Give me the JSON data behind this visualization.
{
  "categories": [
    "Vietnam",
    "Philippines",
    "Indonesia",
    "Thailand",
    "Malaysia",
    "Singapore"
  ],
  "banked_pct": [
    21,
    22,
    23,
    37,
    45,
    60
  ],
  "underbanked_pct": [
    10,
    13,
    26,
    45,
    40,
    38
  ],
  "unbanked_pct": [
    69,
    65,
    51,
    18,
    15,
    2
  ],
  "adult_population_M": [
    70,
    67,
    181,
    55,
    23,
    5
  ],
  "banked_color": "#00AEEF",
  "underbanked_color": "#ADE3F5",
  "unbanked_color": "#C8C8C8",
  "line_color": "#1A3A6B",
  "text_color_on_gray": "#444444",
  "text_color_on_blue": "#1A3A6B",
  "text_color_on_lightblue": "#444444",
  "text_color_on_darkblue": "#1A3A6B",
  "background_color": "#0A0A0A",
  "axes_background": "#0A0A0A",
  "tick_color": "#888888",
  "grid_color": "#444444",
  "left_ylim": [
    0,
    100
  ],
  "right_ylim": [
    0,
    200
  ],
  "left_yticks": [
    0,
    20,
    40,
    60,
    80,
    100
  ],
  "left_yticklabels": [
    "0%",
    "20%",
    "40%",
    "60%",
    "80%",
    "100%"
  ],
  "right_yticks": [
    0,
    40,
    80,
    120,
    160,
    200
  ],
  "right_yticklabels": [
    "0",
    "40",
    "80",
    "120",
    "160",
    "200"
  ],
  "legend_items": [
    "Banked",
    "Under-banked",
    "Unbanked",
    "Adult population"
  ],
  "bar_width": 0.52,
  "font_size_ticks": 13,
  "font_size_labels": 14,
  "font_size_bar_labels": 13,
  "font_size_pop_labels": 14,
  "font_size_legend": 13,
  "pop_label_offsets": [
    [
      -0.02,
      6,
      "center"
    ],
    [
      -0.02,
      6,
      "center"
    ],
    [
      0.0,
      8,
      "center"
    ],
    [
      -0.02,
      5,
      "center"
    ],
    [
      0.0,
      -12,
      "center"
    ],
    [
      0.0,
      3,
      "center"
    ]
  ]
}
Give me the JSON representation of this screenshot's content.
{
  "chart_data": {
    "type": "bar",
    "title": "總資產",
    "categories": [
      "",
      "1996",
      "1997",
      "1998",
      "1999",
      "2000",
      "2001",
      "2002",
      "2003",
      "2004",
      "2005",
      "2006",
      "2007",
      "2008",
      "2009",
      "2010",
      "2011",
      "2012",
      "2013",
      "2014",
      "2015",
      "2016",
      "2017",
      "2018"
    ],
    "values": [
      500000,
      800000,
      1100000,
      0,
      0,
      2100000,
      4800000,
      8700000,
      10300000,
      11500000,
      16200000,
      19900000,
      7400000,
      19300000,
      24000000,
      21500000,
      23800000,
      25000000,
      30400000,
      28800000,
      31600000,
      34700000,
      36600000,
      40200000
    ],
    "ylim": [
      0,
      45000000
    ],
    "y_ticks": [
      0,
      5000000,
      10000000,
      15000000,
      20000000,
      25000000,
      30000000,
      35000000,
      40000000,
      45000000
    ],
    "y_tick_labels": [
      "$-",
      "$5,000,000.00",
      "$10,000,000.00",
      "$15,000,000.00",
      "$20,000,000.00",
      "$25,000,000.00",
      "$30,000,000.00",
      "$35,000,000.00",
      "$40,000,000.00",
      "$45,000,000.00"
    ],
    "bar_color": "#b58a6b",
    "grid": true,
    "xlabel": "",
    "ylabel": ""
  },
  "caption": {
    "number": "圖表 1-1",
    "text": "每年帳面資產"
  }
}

§ §

▶ Exercise
Each line must be given again exactly as written above.

▶ The response
Give me the JSON data behind this visualization.
{
  "categories": [
    "Vietnam",
    "Philippines",
    "Indonesia",
    "Thailand",
    "Malaysia",
    "Singapore"
  ],
  "banked_pct": [
    21,
    22,
    23,
    37,
    45,
    60
  ],
  "underbanked_pct": [
    10,
    13,
    26,
    45,
    40,
    38
  ],
  "unbanked_pct": [
    69,
    65,
    51,
    18,
    15,
    2
  ],
  "adult_population_M": [
    70,
    67,
    181,
    55,
    23,
    5
  ],
  "banked_color": "#00AEEF",
  "underbanked_color": "#ADE3F5",
  "unbanked_color": "#C8C8C8",
  "line_color": "#1A3A6B",
  "text_color_on_gray": "#444444",
  "text_color_on_blue": "#1A3A6B",
  "text_color_on_lightblue": "#444444",
  "text_color_on_darkblue": "#1A3A6B",
  "background_color": "#0A0A0A",
  "axes_background": "#0A0A0A",
  "tick_color": "#888888",
  "grid_color": "#444444",
  "left_ylim": [
    0,
    100
  ],
  "right_ylim": [
    0,
    200
  ],
  "left_yticks": [
    0,
    20,
    40,
    60,
    80,
    100
  ],
  "left_yticklabels": [
    "0%",
    "20%",
    "40%",
    "60%",
    "80%",
    "100%"
  ],
  "right_yticks": [
    0,
    40,
    80,
    120,
    160,
    200
  ],
  "right_yticklabels": [
    "0",
    "40",
    "80",
    "120",
    "160",
    "200"
  ],
  "legend_items": [
    "Banked",
    "Under-banked",
    "Unbanked",
    "Adult population"
  ],
  "bar_width": 0.52,
  "font_size_ticks": 13,
  "font_size_labels": 14,
  "font_size_bar_labels": 13,
  "font_size_pop_labels": 14,
  "font_size_legend": 13,
  "pop_label_offsets": [
    [
      -0.02,
      6,
      "center"
    ],
    [
      -0.02,
      6,
      "center"
    ],
    [
      0.0,
      8,
      "center"
    ],
    [
      -0.02,
      5,
      "center"
    ],
    [
      0.0,
      -12,
      "center"
    ],
    [
      0.0,
      3,
      "center"
    ]
  ]
}
Give me the JSON representation of this screenshot's content.
{
  "chart_data": {
    "type": "bar",
    "title": "總資產",
    "categories": [
      "",
      "1996",
      "1997",
      "1998",
      "1999",
      "2000",
      "2001",
      "2002",
      "2003",
      "2004",
      "2005",
      "2006",
      "2007",
      "2008",
      "2009",
      "2010",
      "2011",
      "2012",
      "2013",
      "2014",
      "2015",
      "2016",
      "2017",
      "2018"
    ],
    "values": [
      500000,
      800000,
      1100000,
      0,
      0,
      2100000,
      4800000,
      8700000,
      10300000,
      11500000,
      16200000,
      19900000,
      7400000,
      19300000,
      24000000,
      21500000,
      23800000,
      25000000,
      30400000,
      28800000,
      31600000,
      34700000,
      36600000,
      40200000
    ],
    "ylim": [
      0,
      45000000
    ],
    "y_ticks": [
      0,
      5000000,
      10000000,
      15000000,
      20000000,
      25000000,
      30000000,
      35000000,
      40000000,
      45000000
    ],
    "y_tick_labels": [
      "$-",
      "$5,000,000.00",
      "$10,000,000.00",
      "$15,000,000.00",
      "$20,000,000.00",
      "$25,000,000.00",
      "$30,000,000.00",
      "$35,000,000.00",
      "$40,000,000.00",
      "$45,000,000.00"
    ],
    "bar_color": "#b58a6b",
    "grid": true,
    "xlabel": "",
    "ylabel": ""
  },
  "caption": {
    "number": "圖表 1-1",
    "text": "每年帳面資產"
  }
}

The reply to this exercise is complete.